» OBJECTIVE: Copy each line below that contains "执业证书编号".

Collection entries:

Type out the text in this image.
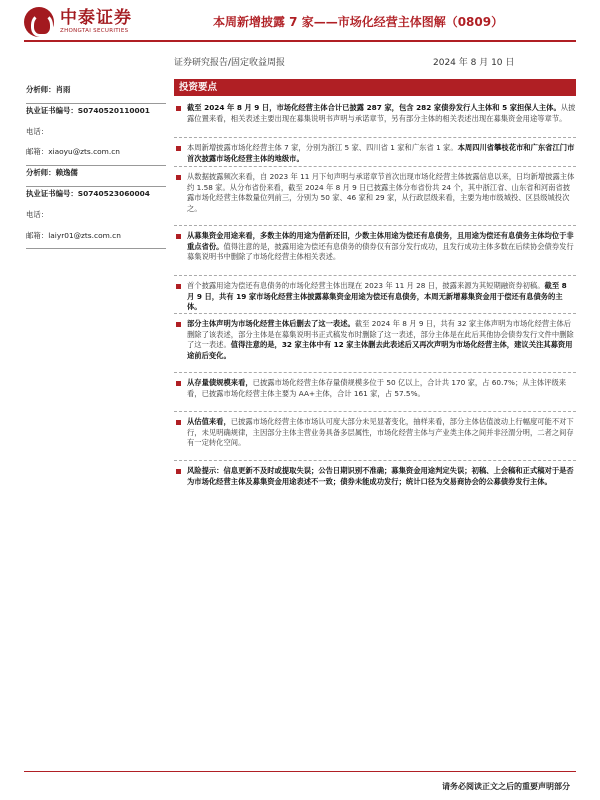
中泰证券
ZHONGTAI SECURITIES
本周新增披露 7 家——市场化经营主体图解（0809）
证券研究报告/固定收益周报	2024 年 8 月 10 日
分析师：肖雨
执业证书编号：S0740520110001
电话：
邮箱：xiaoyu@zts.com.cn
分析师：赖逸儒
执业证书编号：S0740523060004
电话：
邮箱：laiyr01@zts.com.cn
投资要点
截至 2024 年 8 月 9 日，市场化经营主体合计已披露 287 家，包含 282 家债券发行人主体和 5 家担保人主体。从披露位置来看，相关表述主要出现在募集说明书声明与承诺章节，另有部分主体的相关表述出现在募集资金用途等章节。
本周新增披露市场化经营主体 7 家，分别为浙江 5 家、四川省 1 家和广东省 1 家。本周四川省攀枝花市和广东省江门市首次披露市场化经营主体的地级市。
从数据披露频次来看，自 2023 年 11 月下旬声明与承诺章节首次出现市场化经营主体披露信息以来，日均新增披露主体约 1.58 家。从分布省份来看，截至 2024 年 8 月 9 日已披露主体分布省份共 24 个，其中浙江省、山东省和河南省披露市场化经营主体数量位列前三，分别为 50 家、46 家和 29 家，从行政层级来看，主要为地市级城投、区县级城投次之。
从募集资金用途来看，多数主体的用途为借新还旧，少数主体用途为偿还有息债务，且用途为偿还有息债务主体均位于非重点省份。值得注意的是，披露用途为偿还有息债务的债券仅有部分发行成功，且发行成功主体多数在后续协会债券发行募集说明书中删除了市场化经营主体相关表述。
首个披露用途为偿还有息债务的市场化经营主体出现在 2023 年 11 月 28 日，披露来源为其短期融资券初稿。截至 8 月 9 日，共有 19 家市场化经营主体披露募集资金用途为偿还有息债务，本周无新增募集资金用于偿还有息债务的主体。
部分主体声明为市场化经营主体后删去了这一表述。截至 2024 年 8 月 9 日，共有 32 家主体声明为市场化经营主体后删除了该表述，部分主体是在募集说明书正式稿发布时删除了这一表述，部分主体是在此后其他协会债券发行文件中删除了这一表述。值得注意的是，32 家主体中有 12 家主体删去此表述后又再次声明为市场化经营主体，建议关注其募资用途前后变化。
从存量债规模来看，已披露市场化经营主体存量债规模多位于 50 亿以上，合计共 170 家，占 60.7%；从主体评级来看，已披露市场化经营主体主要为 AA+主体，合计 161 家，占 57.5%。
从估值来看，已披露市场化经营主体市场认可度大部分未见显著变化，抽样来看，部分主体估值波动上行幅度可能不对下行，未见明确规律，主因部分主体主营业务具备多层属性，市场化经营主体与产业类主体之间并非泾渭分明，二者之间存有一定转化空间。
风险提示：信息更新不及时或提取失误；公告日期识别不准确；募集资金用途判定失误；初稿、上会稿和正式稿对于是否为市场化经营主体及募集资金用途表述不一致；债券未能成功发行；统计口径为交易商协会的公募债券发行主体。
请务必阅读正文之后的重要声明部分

* * *

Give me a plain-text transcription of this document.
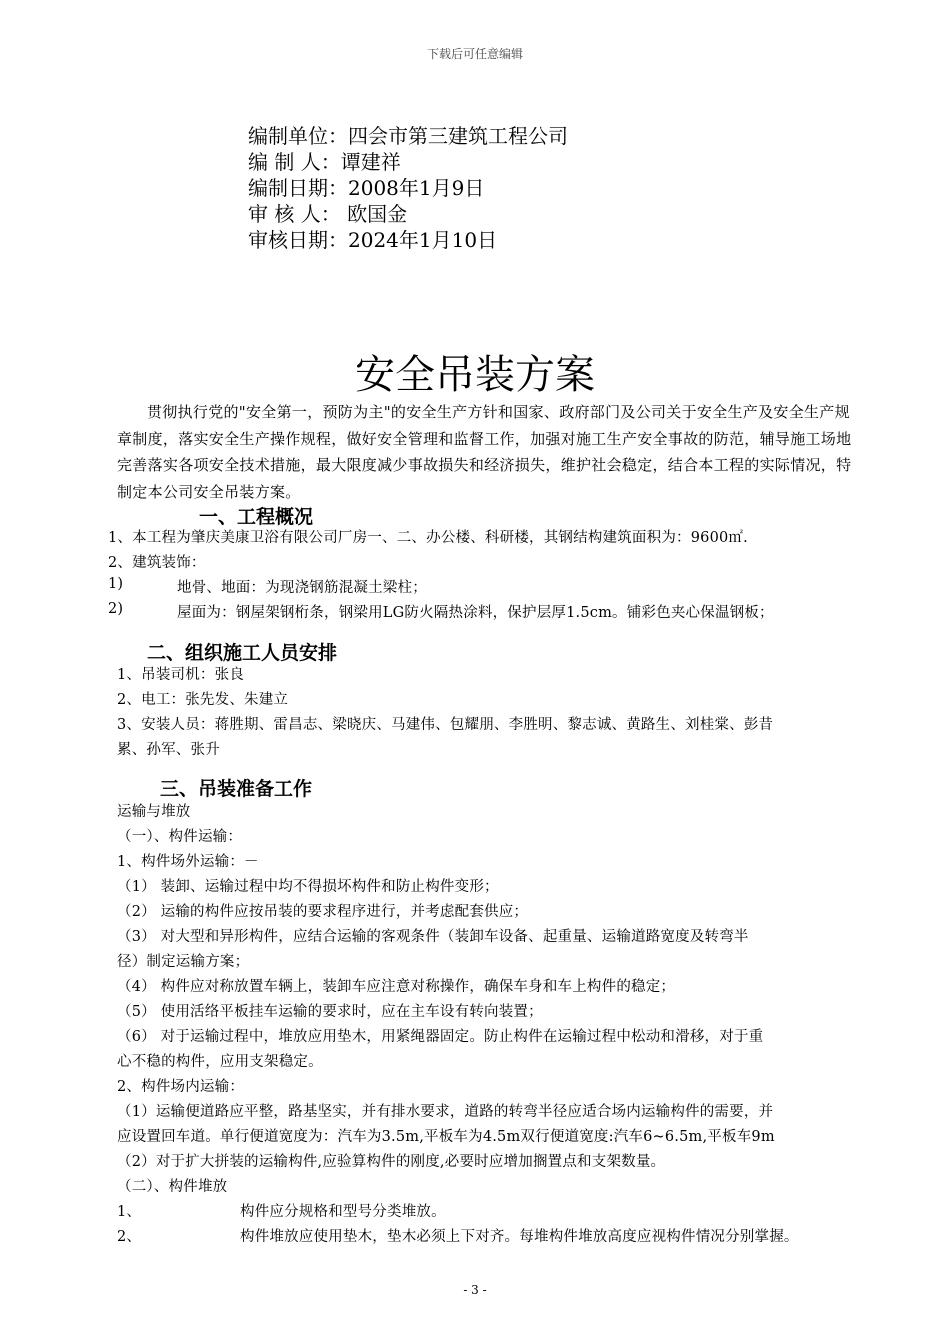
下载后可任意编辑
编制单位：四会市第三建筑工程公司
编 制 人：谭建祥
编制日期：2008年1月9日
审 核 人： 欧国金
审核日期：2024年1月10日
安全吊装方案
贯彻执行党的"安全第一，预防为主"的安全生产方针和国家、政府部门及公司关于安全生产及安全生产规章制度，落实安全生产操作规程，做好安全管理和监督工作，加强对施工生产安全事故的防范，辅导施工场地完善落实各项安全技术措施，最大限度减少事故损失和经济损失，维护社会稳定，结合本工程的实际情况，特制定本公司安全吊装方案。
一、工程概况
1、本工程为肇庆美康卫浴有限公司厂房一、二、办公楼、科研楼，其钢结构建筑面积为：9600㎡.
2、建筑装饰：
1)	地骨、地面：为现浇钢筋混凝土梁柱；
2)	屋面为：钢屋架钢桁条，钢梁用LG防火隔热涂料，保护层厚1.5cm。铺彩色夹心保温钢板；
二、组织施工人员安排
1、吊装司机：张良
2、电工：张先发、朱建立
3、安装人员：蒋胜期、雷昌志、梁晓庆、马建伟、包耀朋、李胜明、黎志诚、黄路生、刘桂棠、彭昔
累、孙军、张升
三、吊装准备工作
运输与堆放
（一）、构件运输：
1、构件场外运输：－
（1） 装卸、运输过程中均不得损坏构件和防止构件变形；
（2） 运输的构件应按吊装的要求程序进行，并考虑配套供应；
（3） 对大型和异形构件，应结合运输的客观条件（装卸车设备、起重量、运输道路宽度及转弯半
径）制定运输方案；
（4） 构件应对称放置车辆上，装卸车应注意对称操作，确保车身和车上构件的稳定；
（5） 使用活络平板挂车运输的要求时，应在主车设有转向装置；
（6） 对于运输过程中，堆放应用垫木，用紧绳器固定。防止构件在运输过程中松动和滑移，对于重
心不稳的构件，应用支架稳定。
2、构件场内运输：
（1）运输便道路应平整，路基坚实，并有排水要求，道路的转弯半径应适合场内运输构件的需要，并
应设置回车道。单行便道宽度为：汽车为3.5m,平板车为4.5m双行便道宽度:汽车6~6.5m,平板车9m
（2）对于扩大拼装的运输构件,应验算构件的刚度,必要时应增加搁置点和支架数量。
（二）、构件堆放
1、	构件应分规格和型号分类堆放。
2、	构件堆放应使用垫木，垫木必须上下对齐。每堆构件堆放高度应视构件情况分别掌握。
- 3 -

---

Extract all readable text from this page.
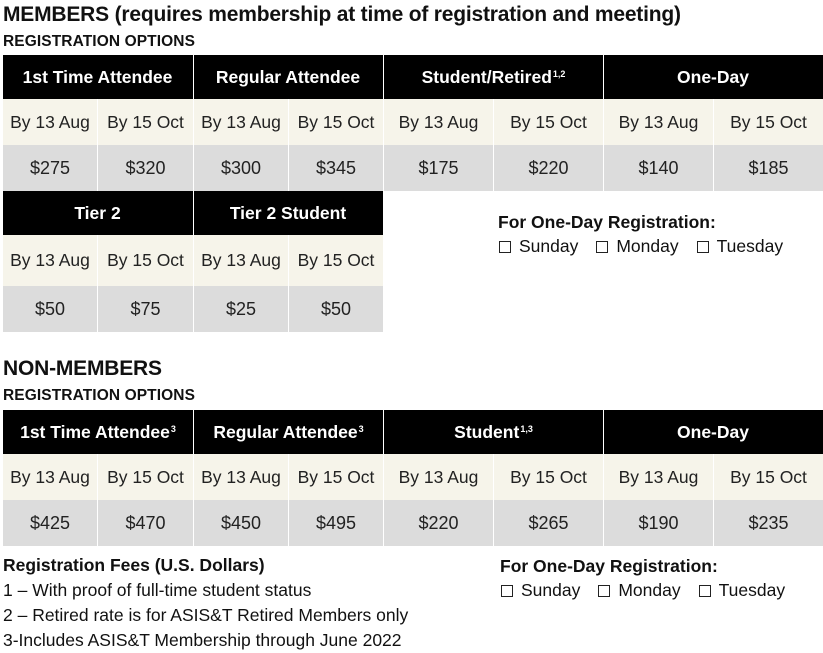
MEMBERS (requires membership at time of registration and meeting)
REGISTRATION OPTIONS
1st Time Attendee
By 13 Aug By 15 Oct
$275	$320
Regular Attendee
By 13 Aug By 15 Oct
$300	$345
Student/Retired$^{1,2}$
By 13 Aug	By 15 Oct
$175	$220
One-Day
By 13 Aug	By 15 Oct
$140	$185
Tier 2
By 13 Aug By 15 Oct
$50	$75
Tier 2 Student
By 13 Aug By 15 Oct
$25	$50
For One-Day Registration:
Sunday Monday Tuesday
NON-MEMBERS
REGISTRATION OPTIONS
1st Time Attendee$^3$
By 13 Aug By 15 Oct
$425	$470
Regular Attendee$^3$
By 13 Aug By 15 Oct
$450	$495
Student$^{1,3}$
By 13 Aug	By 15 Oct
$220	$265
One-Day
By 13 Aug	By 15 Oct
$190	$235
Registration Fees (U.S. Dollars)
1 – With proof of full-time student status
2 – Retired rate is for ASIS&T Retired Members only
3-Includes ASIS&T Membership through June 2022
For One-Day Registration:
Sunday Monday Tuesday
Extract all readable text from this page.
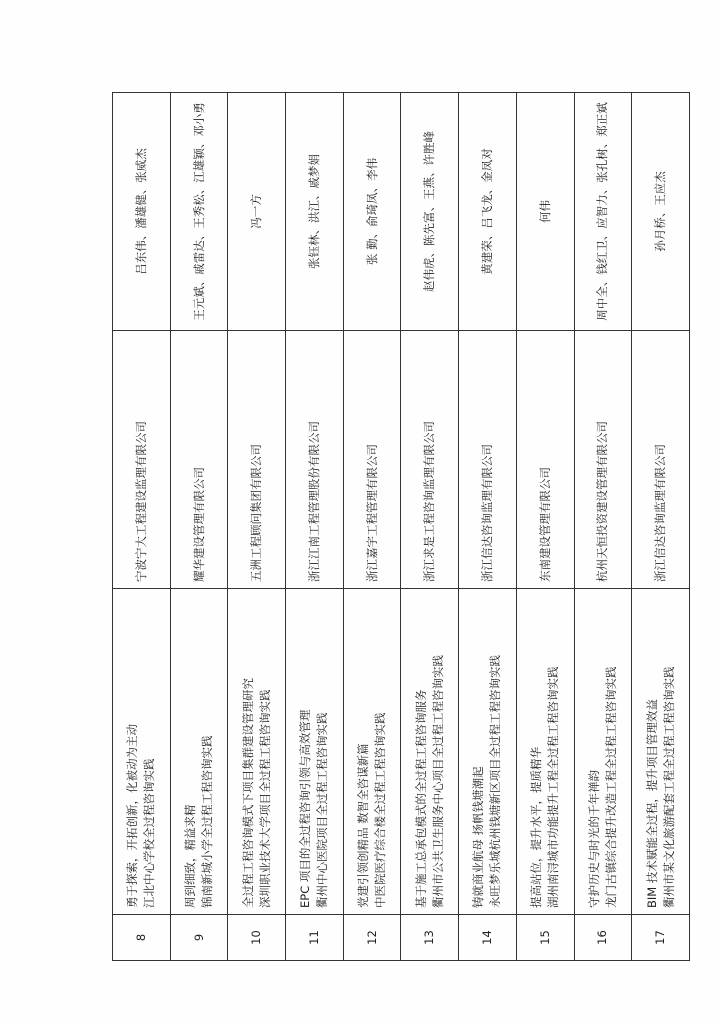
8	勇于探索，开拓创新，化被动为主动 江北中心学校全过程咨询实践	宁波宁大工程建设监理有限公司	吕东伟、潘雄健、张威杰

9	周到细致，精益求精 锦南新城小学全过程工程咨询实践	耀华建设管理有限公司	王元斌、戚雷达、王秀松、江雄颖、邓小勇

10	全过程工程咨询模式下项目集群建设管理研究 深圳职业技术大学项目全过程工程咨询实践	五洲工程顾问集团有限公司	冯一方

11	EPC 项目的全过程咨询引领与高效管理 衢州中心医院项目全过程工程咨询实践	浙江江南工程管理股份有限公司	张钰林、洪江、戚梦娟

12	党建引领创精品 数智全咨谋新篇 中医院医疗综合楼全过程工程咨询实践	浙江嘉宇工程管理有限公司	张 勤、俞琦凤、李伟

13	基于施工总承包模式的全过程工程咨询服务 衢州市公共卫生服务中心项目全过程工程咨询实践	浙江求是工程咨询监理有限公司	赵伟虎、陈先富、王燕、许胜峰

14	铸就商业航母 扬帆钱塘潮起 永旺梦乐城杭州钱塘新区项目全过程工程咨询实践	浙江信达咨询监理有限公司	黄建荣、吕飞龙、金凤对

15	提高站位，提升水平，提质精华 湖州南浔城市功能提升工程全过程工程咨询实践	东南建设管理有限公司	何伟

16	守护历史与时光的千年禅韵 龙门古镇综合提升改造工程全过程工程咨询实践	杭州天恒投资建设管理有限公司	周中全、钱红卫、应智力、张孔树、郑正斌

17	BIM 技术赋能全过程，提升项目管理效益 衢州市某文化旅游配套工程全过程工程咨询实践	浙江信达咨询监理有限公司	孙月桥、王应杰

» EXERCISE RESPONSE:
执业证书编号：S0740520110001
执业证书编号：S0740523060004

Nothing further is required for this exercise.